What is the number of lines in the entries below that include the word "Grade"? Provide the number only.
>>>
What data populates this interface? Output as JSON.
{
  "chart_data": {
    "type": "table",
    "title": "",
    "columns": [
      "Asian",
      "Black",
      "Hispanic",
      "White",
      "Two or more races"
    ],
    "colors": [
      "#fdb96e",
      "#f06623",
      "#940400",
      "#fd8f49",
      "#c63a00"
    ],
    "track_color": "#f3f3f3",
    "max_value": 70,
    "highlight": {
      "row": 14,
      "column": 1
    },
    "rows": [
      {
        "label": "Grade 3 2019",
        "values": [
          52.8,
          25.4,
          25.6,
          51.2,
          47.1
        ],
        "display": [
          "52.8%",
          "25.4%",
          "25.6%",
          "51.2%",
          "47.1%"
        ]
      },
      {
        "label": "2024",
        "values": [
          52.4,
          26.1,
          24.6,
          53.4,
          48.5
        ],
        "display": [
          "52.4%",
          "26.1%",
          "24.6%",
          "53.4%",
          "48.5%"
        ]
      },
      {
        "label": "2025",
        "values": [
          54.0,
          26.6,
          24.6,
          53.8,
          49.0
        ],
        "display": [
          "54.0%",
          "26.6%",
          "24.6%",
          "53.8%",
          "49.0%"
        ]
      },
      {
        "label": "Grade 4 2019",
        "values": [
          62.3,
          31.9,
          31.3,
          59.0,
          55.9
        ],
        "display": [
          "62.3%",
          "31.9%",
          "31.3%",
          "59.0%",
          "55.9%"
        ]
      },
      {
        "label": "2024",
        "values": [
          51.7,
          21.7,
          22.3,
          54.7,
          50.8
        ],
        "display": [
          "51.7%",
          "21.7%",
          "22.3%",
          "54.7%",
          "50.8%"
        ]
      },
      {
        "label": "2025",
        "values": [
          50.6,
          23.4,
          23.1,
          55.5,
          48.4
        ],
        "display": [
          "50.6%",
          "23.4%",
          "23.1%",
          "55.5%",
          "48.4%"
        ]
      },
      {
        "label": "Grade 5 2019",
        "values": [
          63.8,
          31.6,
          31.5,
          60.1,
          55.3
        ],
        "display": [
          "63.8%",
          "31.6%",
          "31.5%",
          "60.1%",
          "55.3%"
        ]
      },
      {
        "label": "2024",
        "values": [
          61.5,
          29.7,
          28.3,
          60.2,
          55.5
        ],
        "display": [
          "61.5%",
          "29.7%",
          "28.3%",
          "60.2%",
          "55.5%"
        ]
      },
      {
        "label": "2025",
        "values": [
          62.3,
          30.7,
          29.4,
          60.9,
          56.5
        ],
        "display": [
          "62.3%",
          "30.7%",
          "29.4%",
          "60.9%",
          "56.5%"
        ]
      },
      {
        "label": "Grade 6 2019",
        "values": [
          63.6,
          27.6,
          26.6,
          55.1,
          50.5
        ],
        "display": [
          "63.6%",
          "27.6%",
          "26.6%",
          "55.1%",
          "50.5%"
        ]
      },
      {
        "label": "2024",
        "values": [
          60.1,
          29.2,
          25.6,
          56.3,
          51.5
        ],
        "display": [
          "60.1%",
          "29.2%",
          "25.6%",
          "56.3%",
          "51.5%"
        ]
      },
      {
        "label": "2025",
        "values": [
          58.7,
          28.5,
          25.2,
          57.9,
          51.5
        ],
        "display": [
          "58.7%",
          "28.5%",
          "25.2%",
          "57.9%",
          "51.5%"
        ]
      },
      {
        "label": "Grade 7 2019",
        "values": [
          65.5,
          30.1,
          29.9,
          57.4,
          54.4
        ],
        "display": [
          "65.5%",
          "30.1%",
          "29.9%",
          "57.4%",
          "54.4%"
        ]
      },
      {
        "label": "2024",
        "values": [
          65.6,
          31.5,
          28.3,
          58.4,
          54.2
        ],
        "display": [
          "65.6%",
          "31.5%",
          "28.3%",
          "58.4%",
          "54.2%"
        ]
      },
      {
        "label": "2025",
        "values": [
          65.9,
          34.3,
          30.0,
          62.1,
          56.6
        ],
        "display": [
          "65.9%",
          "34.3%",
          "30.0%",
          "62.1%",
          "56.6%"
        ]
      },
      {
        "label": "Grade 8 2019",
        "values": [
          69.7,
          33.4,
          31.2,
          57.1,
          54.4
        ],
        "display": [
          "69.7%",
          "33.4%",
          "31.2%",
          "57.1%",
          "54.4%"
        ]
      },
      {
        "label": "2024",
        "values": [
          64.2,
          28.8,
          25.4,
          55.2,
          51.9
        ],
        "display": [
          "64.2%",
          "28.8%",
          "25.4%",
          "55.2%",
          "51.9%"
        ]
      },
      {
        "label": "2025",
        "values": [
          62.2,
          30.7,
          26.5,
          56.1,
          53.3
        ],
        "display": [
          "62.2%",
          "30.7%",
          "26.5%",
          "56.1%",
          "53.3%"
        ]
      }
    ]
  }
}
<<<
THE COMPLETED TASK. 6